* [What is being asked]:
Write out each line from the data below that includes the word "Lande".

:: Extracted data ::

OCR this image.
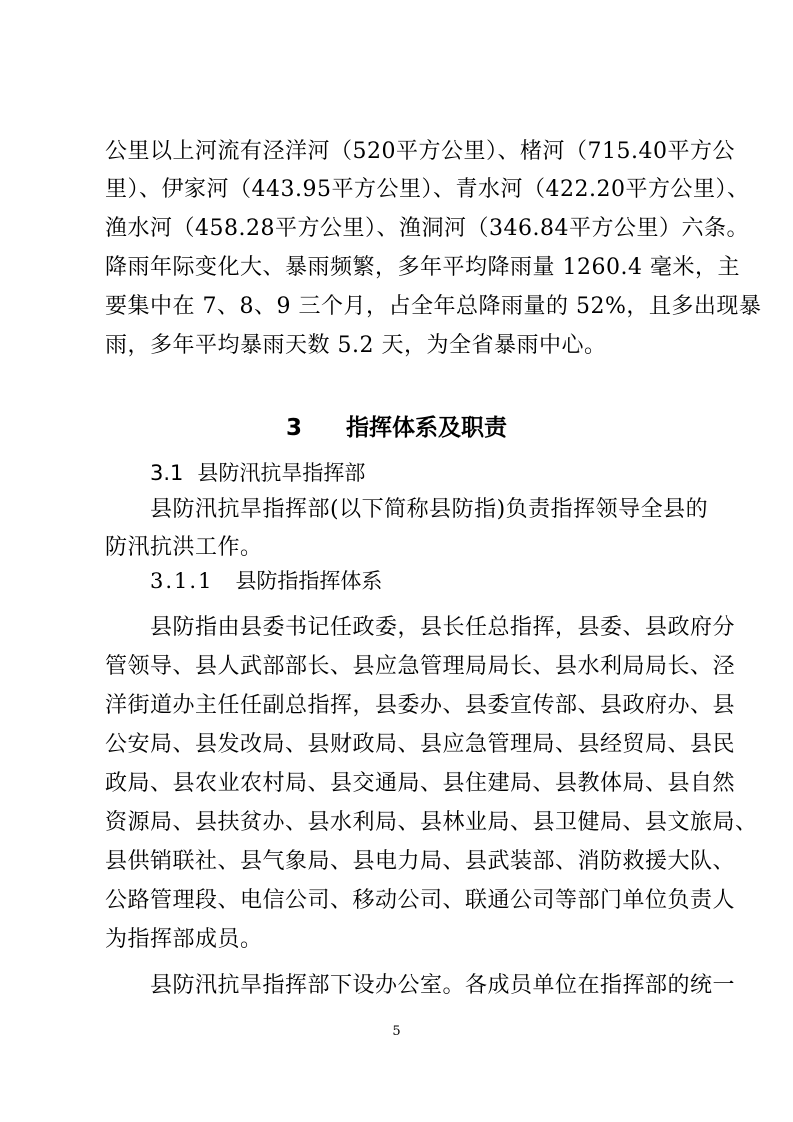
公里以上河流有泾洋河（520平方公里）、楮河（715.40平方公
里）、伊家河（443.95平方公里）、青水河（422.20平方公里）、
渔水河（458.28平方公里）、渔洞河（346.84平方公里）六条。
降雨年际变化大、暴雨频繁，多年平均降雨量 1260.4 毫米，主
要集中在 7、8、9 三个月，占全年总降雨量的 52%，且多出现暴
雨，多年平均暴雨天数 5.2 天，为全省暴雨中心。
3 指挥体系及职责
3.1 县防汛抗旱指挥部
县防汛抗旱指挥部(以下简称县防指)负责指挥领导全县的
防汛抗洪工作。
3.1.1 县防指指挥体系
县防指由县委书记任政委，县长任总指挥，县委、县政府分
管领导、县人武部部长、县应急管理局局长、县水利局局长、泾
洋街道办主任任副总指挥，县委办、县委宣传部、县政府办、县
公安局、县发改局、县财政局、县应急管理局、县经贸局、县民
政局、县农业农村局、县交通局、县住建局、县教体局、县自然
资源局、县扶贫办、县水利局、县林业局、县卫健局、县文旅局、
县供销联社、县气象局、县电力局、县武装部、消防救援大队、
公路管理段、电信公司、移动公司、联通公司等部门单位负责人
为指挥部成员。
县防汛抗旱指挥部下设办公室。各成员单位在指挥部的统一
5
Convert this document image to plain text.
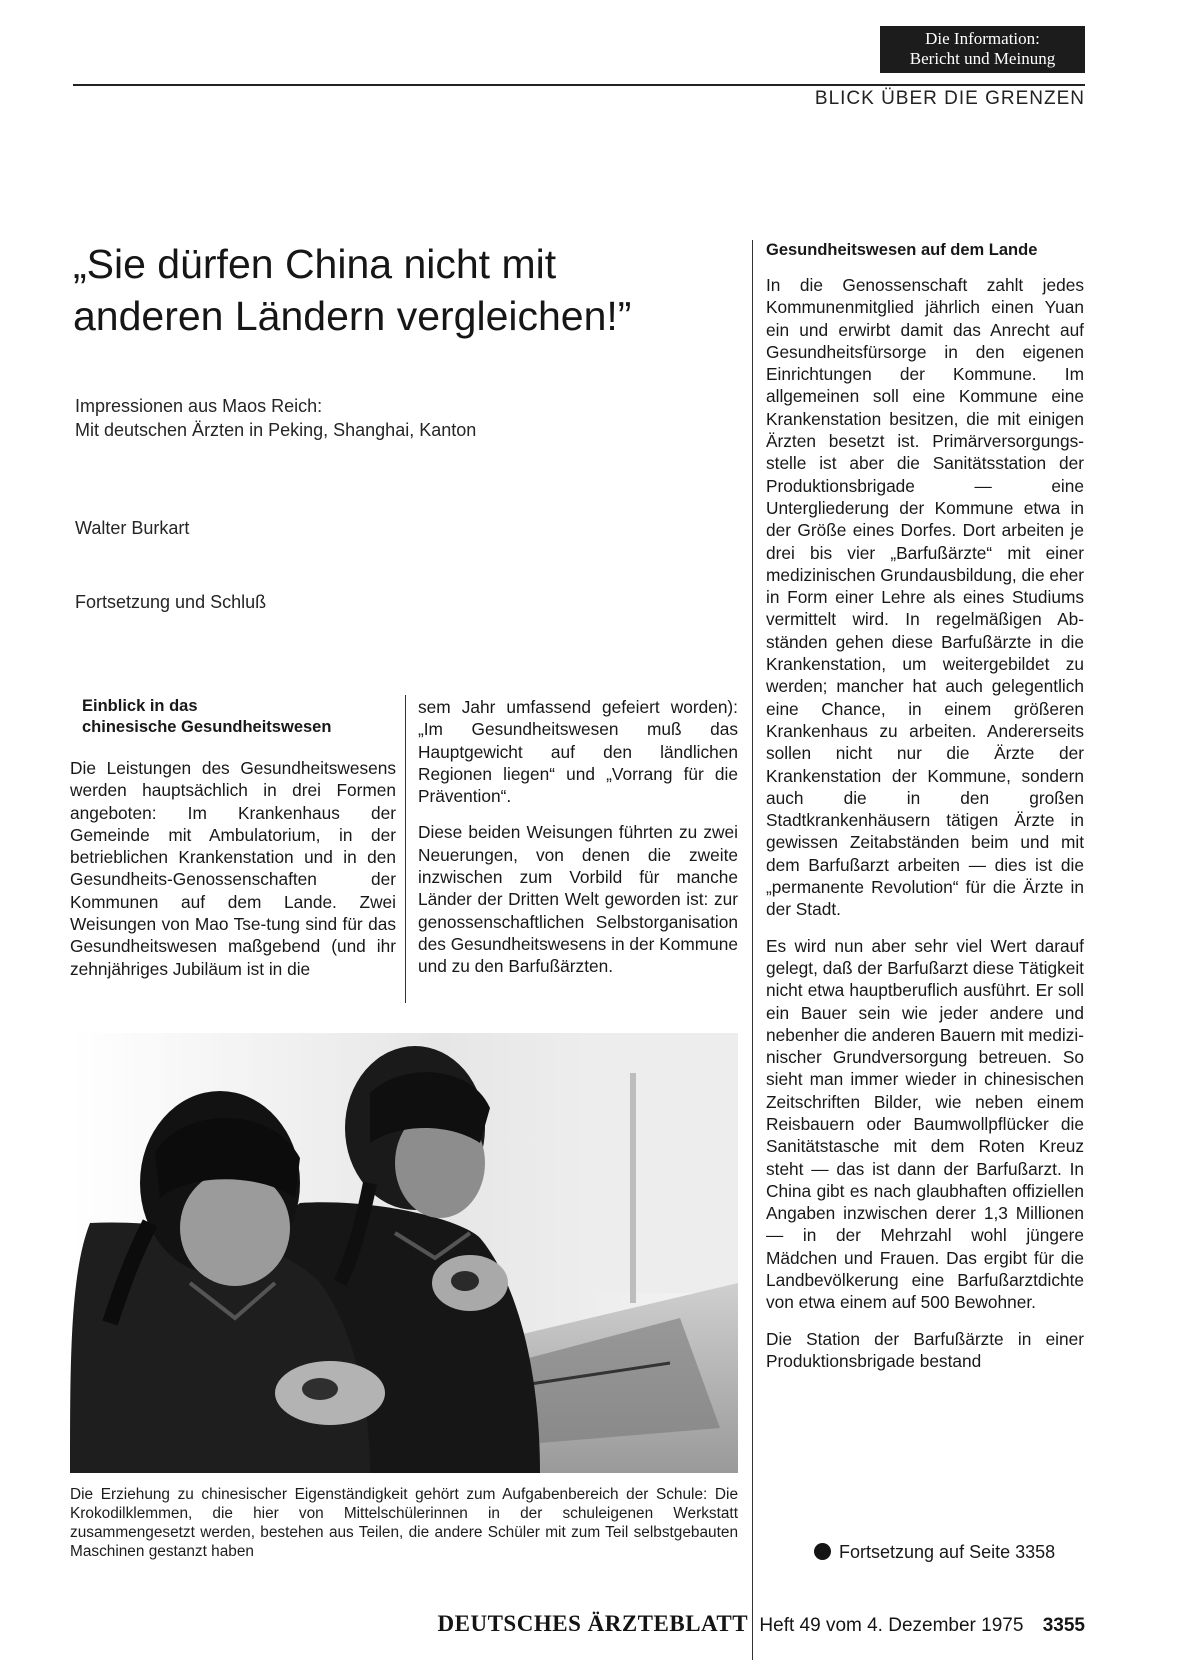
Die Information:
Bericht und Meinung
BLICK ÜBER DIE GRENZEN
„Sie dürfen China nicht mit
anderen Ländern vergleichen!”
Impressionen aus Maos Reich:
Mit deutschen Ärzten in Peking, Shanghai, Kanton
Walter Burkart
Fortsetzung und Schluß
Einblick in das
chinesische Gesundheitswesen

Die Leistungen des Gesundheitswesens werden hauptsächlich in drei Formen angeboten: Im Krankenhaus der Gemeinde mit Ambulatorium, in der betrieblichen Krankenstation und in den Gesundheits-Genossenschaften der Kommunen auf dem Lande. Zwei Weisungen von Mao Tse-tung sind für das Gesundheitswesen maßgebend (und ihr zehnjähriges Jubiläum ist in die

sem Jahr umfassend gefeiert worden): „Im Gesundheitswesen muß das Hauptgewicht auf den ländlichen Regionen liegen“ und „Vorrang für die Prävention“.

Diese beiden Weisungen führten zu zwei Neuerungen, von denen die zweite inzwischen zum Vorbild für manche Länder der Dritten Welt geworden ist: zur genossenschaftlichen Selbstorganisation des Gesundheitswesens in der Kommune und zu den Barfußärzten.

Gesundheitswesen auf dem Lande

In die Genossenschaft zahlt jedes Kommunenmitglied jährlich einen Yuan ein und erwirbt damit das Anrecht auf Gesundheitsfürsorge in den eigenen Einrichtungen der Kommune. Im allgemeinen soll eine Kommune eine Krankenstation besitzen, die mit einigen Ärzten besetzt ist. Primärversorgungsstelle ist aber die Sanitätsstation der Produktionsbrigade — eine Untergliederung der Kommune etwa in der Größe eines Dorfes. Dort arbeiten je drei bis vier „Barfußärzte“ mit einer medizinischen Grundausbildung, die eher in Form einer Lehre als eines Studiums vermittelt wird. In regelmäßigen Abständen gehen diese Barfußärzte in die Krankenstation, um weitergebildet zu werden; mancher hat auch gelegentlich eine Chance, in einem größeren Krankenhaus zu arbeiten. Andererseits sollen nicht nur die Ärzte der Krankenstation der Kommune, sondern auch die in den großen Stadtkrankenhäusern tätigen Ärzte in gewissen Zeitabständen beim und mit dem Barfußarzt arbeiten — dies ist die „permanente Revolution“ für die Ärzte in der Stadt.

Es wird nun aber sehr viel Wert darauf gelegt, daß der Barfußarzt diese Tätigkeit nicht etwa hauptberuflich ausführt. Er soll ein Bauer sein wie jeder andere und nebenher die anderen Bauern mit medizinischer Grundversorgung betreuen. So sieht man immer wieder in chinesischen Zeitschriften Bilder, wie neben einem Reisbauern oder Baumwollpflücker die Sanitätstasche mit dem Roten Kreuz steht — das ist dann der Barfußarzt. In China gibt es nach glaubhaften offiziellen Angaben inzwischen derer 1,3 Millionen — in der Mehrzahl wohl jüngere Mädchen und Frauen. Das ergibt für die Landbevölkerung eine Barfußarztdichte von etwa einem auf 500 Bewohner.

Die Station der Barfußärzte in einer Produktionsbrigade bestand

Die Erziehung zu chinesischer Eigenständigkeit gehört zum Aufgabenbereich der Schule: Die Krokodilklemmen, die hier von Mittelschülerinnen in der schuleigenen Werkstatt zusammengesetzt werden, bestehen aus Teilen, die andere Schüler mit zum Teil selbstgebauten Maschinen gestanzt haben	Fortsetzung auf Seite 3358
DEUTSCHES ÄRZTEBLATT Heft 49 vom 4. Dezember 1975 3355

:::
:: Extracted data ::

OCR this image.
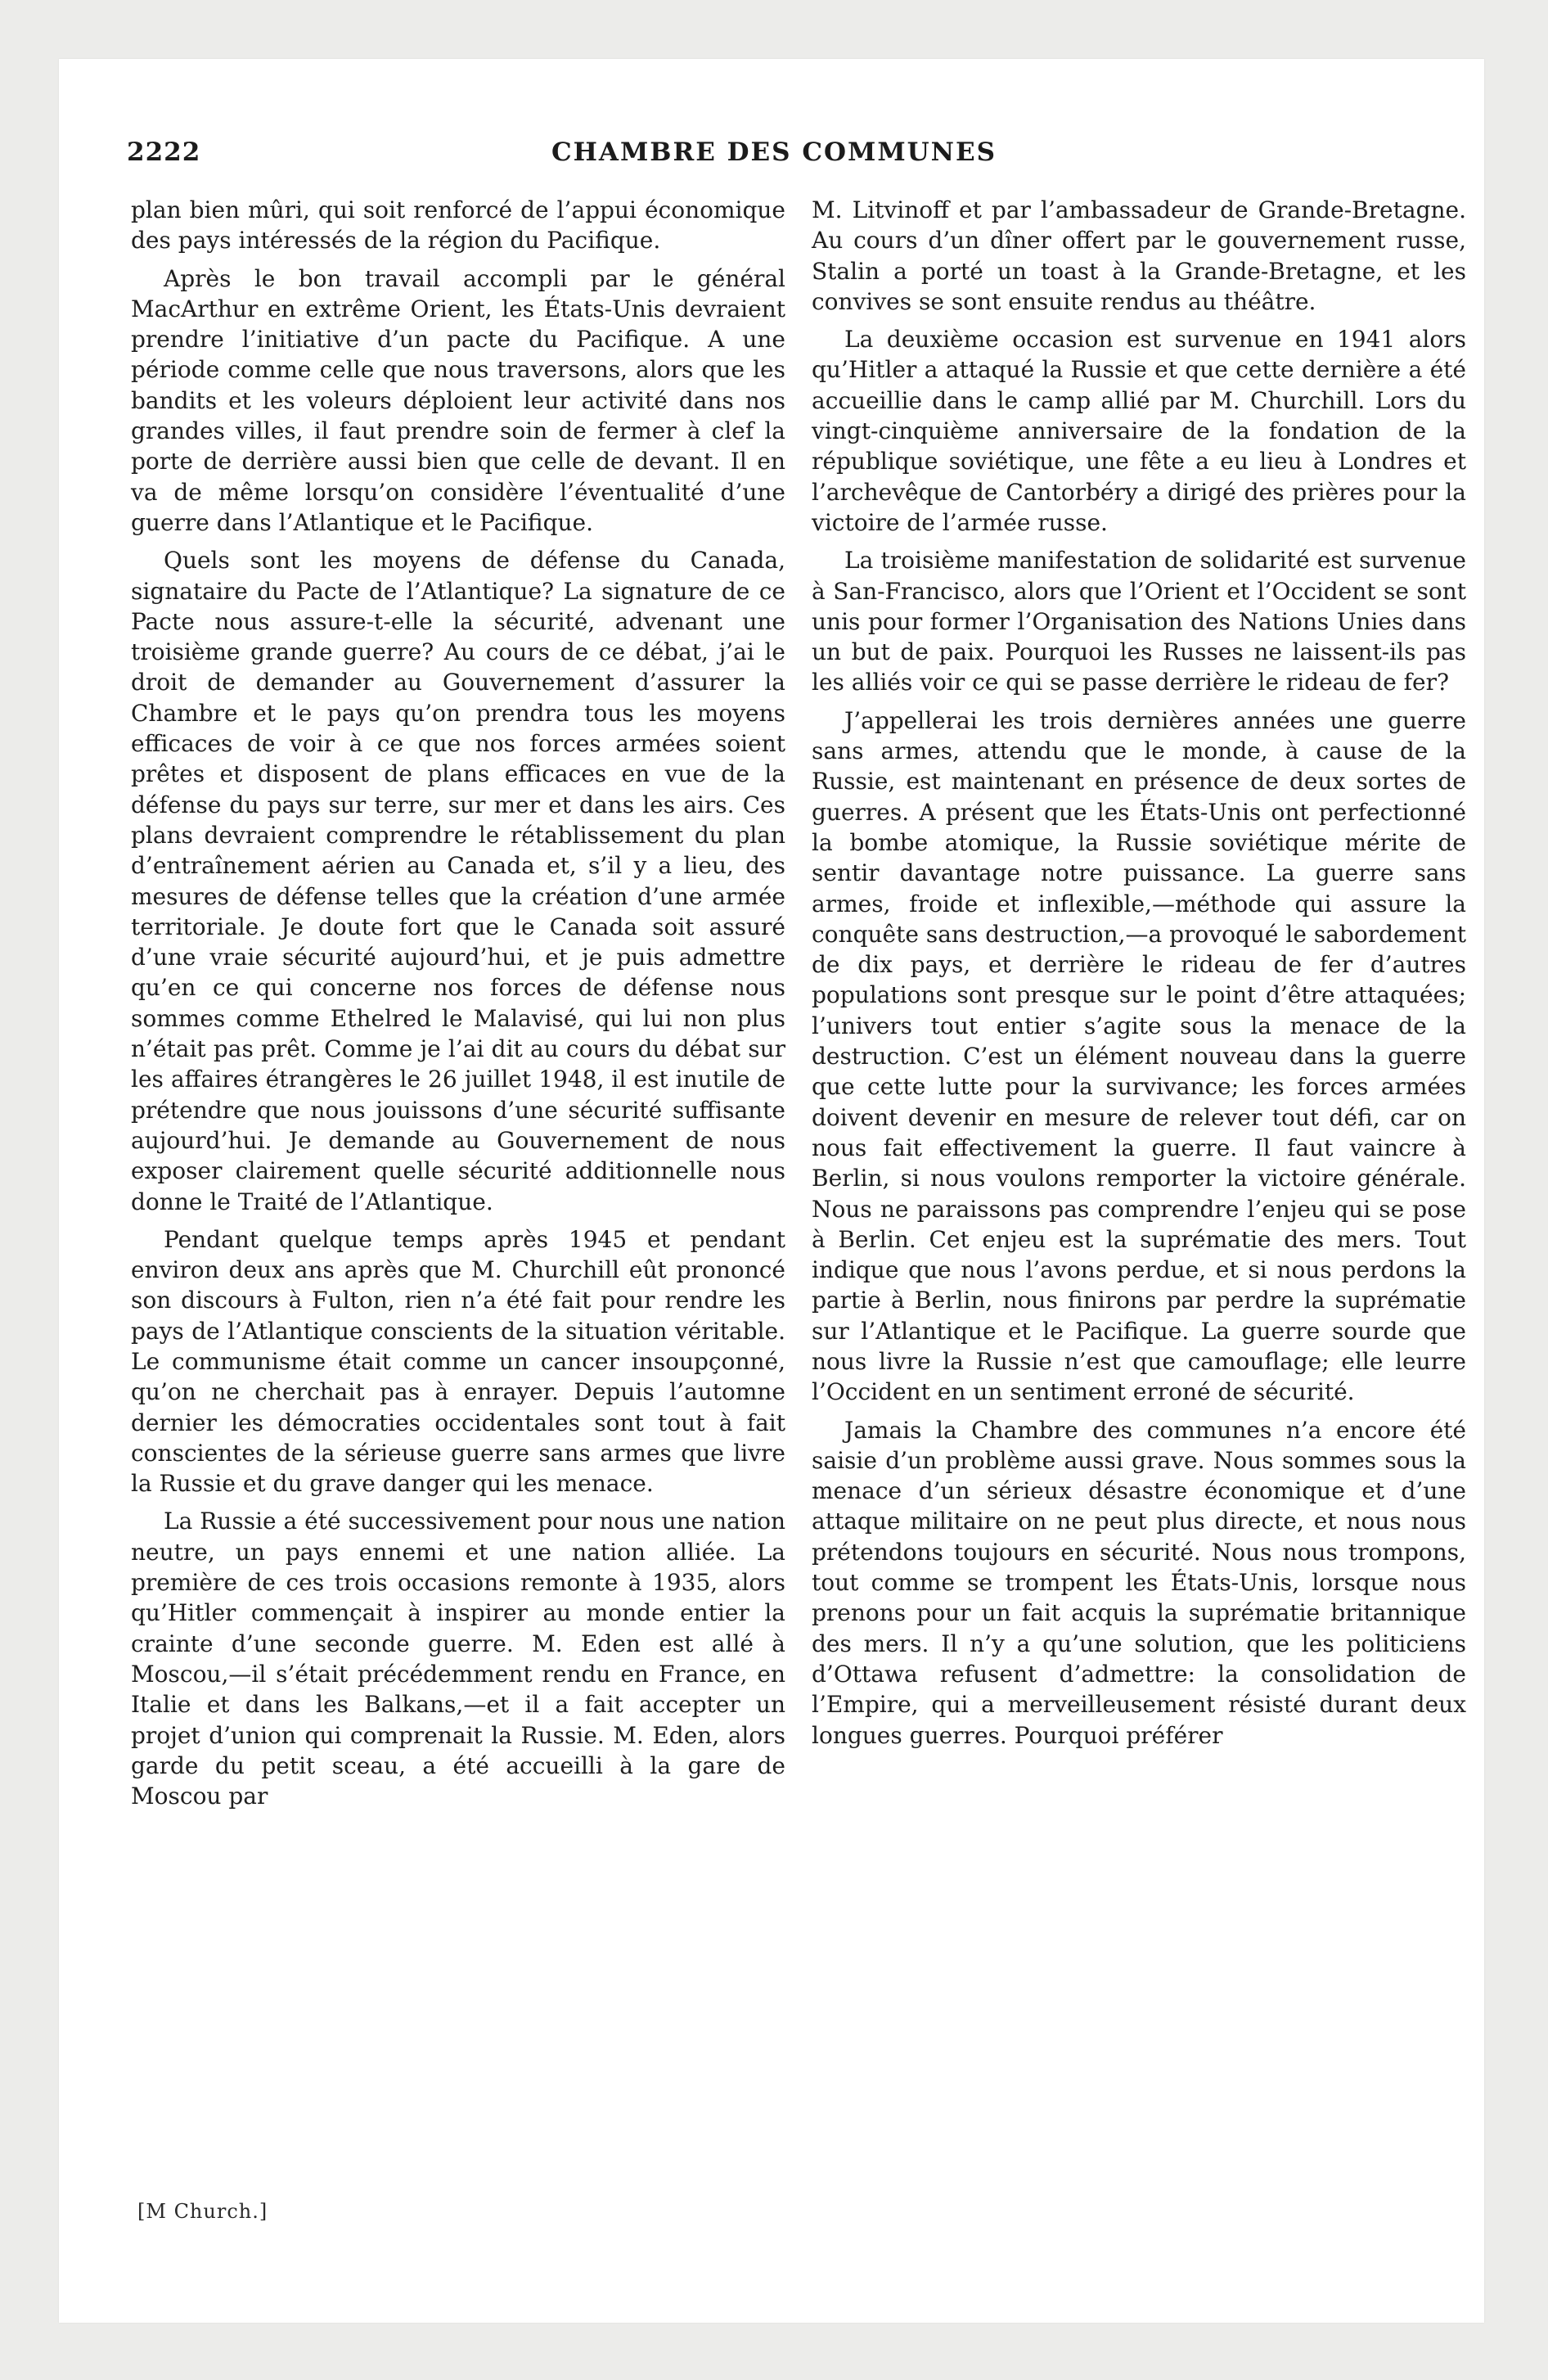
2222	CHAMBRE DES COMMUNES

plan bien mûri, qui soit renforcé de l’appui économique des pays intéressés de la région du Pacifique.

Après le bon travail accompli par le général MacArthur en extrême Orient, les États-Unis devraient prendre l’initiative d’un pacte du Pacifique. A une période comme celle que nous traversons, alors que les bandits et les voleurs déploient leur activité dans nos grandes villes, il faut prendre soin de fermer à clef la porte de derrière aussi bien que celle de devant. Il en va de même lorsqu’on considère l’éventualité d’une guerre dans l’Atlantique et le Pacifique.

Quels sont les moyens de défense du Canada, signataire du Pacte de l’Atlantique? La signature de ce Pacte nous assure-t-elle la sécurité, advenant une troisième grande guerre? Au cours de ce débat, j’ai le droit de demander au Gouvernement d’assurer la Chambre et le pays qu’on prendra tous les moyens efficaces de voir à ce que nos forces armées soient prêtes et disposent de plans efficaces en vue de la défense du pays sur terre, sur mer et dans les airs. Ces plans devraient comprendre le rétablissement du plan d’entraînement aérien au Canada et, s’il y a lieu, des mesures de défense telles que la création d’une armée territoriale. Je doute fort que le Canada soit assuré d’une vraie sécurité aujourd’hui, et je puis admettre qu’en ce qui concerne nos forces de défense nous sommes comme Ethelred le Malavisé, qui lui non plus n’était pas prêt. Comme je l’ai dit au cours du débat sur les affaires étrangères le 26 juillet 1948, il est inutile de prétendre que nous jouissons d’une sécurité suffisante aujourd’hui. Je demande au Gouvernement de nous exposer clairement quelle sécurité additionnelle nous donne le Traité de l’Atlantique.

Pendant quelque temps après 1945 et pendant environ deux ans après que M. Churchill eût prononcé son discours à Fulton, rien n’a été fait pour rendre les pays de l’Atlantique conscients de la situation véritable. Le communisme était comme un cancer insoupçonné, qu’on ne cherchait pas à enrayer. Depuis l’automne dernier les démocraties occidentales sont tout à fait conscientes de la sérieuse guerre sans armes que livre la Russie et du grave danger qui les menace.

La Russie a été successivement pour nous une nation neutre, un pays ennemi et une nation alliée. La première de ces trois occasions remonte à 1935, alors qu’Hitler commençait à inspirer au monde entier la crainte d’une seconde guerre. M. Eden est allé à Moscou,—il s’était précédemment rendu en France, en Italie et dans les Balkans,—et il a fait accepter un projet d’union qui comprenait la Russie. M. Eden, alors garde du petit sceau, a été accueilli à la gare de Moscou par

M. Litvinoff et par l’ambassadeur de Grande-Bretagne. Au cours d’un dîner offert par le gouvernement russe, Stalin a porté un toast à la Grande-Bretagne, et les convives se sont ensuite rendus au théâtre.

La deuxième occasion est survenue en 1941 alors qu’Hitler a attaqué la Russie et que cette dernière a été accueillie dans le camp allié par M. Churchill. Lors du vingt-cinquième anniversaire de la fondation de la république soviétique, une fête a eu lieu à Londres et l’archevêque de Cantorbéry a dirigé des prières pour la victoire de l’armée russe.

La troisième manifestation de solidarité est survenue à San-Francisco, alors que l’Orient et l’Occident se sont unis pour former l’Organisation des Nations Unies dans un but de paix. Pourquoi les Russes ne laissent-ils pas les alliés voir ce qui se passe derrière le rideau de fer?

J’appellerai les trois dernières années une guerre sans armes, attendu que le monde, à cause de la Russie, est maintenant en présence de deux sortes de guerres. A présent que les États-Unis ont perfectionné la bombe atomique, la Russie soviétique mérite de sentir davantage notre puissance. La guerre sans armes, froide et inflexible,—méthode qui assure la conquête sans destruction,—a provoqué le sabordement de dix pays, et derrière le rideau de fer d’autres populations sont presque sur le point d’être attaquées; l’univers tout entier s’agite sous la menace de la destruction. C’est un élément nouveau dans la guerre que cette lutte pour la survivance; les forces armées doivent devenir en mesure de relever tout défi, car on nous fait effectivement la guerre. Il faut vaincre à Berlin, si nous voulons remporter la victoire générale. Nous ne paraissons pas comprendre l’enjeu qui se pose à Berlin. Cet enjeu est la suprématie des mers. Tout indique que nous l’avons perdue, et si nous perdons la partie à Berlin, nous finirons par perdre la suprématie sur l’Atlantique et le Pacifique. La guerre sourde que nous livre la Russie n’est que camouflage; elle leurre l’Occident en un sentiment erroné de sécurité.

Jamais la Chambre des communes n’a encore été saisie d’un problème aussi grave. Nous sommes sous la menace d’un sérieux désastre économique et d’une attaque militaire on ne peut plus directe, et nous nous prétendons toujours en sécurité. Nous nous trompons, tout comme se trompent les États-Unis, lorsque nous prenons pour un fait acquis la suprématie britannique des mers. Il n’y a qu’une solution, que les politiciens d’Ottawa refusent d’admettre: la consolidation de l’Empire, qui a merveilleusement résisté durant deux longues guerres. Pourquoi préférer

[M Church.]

:::

* [Completed exercise]:
Die Leistungen des Gesundheitswesens werden hauptsächlich in drei Formen angeboten: Im Krankenhaus der Gemeinde mit Ambulatorium, in der betrieblichen Krankenstation und in den Gesundheits-Genossenschaften der Kommunen auf dem Lande. Zwei Weisungen von Mao Tse-tung sind für das Gesundheitswesen maßgebend (und ihr zehnjähriges Jubiläum ist in die
Gesundheitswesen auf dem Lande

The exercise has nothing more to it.